» **WORK TO DO**:
Wherever the word "these" appears in the entries, copy the whole line.
--------------------------------
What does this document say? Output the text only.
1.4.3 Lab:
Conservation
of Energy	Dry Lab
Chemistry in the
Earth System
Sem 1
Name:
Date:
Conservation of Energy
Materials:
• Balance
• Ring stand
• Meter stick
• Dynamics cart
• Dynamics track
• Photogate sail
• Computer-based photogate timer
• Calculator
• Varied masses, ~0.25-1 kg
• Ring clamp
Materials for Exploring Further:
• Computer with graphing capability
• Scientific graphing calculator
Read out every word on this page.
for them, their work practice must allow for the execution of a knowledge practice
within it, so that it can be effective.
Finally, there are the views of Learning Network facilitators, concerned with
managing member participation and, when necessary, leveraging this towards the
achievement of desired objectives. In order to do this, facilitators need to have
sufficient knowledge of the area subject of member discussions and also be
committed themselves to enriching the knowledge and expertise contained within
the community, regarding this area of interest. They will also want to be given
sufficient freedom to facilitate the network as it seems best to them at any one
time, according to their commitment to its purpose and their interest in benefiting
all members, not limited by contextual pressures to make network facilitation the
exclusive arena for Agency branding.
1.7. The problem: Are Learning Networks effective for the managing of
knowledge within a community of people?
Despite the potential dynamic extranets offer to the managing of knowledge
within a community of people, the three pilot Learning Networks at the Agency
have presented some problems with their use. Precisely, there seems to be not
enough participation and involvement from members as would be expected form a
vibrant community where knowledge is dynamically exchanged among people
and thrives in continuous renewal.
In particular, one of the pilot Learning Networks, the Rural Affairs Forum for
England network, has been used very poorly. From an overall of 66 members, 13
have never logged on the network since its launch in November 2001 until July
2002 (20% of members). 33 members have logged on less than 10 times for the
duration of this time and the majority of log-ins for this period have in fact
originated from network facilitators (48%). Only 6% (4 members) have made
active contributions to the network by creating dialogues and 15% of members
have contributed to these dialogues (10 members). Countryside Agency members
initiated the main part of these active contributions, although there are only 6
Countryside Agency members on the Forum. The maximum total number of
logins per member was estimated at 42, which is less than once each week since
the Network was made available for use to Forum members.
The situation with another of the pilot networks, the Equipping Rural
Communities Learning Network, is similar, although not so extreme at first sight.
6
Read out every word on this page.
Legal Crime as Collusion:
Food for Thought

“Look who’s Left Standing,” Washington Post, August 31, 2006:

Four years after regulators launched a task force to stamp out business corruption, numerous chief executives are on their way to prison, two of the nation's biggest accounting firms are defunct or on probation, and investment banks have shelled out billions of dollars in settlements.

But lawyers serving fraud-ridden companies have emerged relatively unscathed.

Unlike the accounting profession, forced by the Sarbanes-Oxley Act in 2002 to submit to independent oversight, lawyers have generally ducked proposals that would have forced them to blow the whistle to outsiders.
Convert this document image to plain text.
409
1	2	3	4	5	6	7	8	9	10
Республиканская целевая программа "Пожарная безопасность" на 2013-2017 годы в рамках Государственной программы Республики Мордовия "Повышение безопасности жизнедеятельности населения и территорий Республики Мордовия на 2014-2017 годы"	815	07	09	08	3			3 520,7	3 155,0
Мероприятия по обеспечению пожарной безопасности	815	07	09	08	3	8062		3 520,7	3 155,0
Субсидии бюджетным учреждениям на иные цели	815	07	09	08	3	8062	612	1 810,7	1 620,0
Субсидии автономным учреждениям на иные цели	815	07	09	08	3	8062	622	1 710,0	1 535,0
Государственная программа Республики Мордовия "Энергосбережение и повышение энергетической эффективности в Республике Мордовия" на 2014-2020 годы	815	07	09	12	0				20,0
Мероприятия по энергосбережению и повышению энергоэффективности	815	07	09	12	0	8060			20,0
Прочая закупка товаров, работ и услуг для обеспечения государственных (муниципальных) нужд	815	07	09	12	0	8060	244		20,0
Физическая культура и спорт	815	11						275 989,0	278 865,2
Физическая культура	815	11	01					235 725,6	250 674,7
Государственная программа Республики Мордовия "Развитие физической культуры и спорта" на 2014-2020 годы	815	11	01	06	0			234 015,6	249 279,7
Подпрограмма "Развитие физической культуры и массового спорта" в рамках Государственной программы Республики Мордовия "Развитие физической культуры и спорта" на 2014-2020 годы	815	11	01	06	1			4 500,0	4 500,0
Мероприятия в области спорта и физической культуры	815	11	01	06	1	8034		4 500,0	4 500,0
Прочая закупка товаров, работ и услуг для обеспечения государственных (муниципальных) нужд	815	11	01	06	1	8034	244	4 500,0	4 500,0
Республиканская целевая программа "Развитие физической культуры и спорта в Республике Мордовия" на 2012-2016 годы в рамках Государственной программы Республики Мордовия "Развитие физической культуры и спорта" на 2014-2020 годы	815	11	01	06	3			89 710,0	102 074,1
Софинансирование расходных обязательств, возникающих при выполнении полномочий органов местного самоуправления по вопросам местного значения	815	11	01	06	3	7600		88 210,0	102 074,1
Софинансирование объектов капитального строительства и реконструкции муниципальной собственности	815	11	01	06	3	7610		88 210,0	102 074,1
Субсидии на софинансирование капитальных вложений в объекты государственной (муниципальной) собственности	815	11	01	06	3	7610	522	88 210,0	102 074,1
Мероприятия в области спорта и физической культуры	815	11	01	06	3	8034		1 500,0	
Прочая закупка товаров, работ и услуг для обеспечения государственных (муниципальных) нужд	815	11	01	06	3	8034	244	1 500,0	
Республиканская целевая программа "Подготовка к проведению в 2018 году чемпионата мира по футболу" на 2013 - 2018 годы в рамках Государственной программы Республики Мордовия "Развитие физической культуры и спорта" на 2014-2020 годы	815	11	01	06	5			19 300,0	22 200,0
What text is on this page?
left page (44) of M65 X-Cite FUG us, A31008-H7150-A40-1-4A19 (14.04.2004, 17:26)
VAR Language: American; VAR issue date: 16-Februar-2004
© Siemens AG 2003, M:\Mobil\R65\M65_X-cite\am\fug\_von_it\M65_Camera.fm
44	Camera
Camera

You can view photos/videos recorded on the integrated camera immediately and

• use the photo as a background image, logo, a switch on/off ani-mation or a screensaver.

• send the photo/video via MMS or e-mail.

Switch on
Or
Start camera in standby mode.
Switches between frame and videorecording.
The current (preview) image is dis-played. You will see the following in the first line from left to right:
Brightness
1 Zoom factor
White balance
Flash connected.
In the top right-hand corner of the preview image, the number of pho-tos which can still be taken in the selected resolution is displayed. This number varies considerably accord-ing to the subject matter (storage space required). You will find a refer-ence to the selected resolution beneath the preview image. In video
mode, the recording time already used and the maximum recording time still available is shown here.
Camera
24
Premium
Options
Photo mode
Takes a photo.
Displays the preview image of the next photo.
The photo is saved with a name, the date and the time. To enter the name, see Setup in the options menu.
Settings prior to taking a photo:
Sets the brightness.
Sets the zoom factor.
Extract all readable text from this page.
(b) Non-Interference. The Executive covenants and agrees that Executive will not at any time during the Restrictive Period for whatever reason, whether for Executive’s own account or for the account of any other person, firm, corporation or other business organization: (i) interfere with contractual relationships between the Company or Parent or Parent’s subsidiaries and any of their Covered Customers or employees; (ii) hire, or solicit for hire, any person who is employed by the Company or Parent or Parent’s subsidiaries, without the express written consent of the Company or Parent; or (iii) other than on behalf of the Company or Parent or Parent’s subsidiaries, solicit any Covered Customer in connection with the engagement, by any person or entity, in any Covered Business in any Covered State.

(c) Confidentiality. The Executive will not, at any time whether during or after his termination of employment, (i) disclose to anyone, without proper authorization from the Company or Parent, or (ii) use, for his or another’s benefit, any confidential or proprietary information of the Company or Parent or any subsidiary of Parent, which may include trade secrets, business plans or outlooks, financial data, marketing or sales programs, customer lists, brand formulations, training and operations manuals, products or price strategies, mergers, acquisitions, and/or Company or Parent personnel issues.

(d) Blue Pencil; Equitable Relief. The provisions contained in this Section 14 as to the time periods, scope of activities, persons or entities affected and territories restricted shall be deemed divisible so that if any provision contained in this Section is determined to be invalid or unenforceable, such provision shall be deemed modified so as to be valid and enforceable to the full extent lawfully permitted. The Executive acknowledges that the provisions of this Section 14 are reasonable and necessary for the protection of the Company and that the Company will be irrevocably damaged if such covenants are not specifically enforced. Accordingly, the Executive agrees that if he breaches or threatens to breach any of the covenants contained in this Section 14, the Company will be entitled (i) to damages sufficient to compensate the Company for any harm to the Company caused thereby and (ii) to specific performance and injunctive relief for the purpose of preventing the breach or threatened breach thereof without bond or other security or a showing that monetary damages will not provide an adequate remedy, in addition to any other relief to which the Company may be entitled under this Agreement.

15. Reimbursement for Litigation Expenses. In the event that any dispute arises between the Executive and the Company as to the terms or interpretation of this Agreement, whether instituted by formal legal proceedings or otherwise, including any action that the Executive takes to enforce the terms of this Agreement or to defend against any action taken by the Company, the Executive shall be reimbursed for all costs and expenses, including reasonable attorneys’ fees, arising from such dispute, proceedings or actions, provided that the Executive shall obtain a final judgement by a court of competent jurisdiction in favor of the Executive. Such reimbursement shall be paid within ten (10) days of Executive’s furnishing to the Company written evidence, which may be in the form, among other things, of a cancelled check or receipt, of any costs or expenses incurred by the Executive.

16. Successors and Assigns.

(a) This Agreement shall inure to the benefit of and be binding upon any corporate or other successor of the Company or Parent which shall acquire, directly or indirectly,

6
--------------------------------
» **SOLUTION TO THIS PROBLEM**:
have contributed to these dialogues (10 members). Countryside Agency members
initiated the main part of these active contributions, although there are only 6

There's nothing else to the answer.